### Source data
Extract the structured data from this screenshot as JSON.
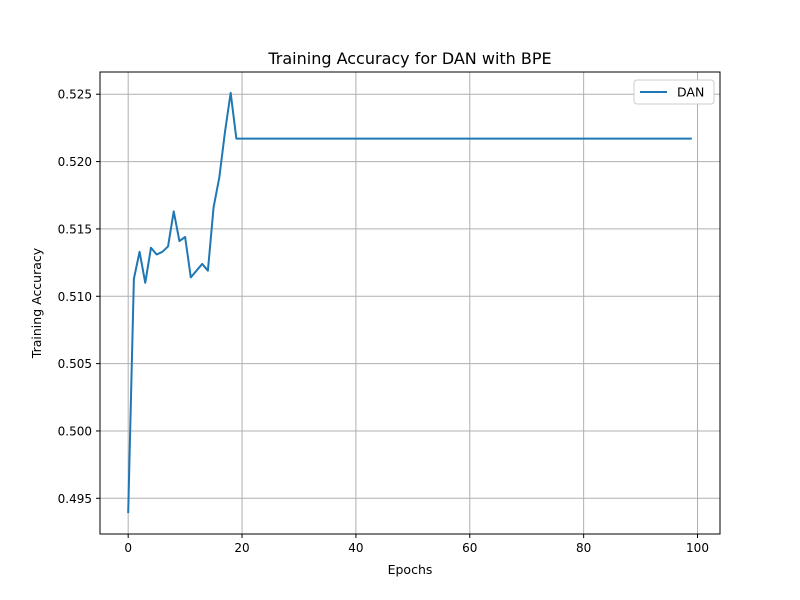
{
  "chart_data": {
    "type": "line",
    "title": "Training Accuracy for DAN with BPE",
    "xlabel": "Epochs",
    "ylabel": "Training Accuracy",
    "xlim": [
      -4.95,
      103.95
    ],
    "ylim": [
      0.49235,
      0.52665
    ],
    "xticks": [
      0,
      20,
      40,
      60,
      80,
      100
    ],
    "yticks": [
      0.495,
      0.5,
      0.505,
      0.51,
      0.515,
      0.52,
      0.525
    ],
    "ytick_labels": [
      "0.495",
      "0.500",
      "0.505",
      "0.510",
      "0.515",
      "0.520",
      "0.525"
    ],
    "grid": true,
    "legend_position": "top-right",
    "series": [
      {
        "name": "DAN",
        "color": "#1f77b4",
        "points": [
          [
            0,
            0.4939
          ],
          [
            1,
            0.5113
          ],
          [
            2,
            0.5133
          ],
          [
            3,
            0.511
          ],
          [
            4,
            0.5136
          ],
          [
            5,
            0.5131
          ],
          [
            6,
            0.5133
          ],
          [
            7,
            0.5137
          ],
          [
            8,
            0.5163
          ],
          [
            9,
            0.5141
          ],
          [
            10,
            0.5144
          ],
          [
            11,
            0.5114
          ],
          [
            12,
            0.5119
          ],
          [
            13,
            0.5124
          ],
          [
            14,
            0.5119
          ],
          [
            15,
            0.5166
          ],
          [
            16,
            0.5188
          ],
          [
            17,
            0.5222
          ],
          [
            18,
            0.5251
          ],
          [
            19,
            0.5217
          ],
          [
            99,
            0.5217
          ]
        ]
      }
    ]
  }
}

### Exercise
Every line above that contains the word "Training" should be reported.

### Solution to this exercise
    "title": "Training Accuracy for DAN with BPE",
    "ylabel": "Training Accuracy",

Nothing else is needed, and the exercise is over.